* O QUE FAZER: Dê continuidade à matéria sobre a dívida do Jockey Club de São Paulo a partir do ponto em que ela termina.

* TRECHO DO TEXTO:

************

Jockey Club de SP é obrigado a pagar dívida com dinheiro de torneio de tênis

Por Letícia Furlan 4 de Fevereiro de 2026 👁️ 0 visualizações 💬 0 comentários
Jockey Club de SP é obrigado a pagar dívida com dinheiro de torneio de tênis

Aquele que já foi símbolo de requinte e tradição desde os anos 1940 virou um elefante branco de mais de 600 mil metros quadrados às margens do Rio Pinheiros — e agora vê sua situação financeira se estreitar ainda mais. Além da ameaça de desapropriação para dar lugar a um parque público, o Jockey Club de São Paulo teve autorizada pela Justiça a penhora de receitas futuras para abatimento de dívidas com a Prefeitura.

O novo capítulo da disputa envolve os valores que o clube tem a receber pela locação de suas instalações para o Latin American Open (LA Open), torneio internacional de tênis marcado para ocorrer entre 19 e 29 de março de 2026. Por decisão judicial, os recursos pagos pelo uso do espaço deverão ser depositados em conta judicial, a pedido da Procuradoria-Geral do Município (PGM), para amortizar débitos de Imposto Sobre Serviços (ISS).

************

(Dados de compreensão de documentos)
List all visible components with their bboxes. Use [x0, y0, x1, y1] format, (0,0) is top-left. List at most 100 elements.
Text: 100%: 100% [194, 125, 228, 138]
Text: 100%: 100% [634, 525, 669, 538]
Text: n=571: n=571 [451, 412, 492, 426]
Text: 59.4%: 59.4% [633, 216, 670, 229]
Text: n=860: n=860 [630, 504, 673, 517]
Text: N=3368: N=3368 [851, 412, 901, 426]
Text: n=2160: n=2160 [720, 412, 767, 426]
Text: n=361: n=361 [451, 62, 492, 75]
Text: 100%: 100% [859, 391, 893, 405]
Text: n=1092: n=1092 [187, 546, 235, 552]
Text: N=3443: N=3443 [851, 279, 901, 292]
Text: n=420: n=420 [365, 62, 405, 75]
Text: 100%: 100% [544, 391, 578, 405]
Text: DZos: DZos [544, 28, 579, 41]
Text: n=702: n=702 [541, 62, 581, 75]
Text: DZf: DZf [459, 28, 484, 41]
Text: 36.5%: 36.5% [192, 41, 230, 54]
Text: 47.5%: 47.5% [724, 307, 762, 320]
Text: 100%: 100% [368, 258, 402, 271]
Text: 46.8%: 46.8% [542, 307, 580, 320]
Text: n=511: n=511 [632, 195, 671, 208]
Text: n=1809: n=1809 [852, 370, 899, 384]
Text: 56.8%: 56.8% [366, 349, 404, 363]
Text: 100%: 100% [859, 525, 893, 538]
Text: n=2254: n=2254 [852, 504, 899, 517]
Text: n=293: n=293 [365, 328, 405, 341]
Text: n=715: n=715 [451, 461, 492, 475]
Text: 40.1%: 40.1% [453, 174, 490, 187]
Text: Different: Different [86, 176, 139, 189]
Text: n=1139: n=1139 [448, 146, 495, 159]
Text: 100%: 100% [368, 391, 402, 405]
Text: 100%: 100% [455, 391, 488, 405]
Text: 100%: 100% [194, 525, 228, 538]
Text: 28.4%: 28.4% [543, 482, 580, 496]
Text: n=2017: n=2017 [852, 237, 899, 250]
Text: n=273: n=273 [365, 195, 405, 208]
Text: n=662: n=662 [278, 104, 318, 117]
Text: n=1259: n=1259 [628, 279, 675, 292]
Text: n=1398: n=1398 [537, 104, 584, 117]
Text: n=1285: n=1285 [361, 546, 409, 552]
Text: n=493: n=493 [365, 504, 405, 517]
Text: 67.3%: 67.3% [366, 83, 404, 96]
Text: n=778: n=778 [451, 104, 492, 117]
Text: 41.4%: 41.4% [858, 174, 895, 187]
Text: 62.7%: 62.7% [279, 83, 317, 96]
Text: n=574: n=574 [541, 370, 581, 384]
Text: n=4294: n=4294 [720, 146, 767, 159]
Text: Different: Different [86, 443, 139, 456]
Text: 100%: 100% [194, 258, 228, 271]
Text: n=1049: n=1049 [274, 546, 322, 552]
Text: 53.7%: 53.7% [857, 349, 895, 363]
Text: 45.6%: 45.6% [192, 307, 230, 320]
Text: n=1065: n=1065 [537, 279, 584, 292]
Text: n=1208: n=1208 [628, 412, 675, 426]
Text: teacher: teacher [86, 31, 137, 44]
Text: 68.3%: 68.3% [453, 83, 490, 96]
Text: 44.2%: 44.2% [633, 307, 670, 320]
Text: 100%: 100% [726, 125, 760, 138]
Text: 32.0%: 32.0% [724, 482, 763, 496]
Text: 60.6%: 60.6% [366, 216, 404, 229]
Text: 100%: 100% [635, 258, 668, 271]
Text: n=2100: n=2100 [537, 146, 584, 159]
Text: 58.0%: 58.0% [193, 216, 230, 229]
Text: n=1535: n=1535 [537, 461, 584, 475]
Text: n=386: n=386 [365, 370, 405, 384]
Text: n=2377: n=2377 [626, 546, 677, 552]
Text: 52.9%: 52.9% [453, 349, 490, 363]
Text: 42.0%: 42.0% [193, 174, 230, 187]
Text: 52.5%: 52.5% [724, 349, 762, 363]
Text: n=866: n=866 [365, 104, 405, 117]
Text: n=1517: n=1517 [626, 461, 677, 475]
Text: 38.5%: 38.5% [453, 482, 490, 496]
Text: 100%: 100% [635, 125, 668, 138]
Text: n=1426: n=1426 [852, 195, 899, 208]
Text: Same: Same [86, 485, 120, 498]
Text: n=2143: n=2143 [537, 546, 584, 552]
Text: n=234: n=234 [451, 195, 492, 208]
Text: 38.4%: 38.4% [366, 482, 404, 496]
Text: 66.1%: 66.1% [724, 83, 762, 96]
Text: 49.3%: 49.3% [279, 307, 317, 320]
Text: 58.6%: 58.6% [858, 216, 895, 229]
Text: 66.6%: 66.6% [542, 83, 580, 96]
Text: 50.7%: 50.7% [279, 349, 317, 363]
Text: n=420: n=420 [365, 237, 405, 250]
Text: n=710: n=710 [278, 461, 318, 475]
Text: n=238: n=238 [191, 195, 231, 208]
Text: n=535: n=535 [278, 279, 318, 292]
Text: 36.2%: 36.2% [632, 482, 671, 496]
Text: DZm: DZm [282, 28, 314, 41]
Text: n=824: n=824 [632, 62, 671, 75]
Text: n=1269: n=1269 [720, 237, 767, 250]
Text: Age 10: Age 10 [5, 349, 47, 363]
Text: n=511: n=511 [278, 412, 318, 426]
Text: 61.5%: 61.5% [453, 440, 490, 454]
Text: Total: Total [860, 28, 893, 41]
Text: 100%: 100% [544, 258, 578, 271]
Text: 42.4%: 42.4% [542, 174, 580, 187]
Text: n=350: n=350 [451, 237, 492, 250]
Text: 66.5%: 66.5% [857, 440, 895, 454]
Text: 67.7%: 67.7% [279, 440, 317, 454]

************

* ÁREA DE RESPOSTA:
A medida foi tomada no âmbito de uma execução fiscal ajuizada em 2018, após o Jockey deixar de quitar ISS referente aos exercícios de 2016 e 2017 e não indicar bens à penhora. Segundo o entendimento do juízo, os créditos decorrentes da locação do espaço são certos e individualizáveis, o que permite a constrição judicial.

Esse movimento ocorre após outro marco relevante na trajetória recente do clube. Em setembro de 2025, a Justiça de São Paulo aceitou o pedido de recuperação judicial do Jockey Club, reconhecendo um passivo superior a R$ 19 milhões.

A decisão não interfere na realização do evento esportivo, mas impede que a receita chegue ao caixa do clube. O magistrado também alertou que o descumprimento da ordem pode caracterizar fraude à execução.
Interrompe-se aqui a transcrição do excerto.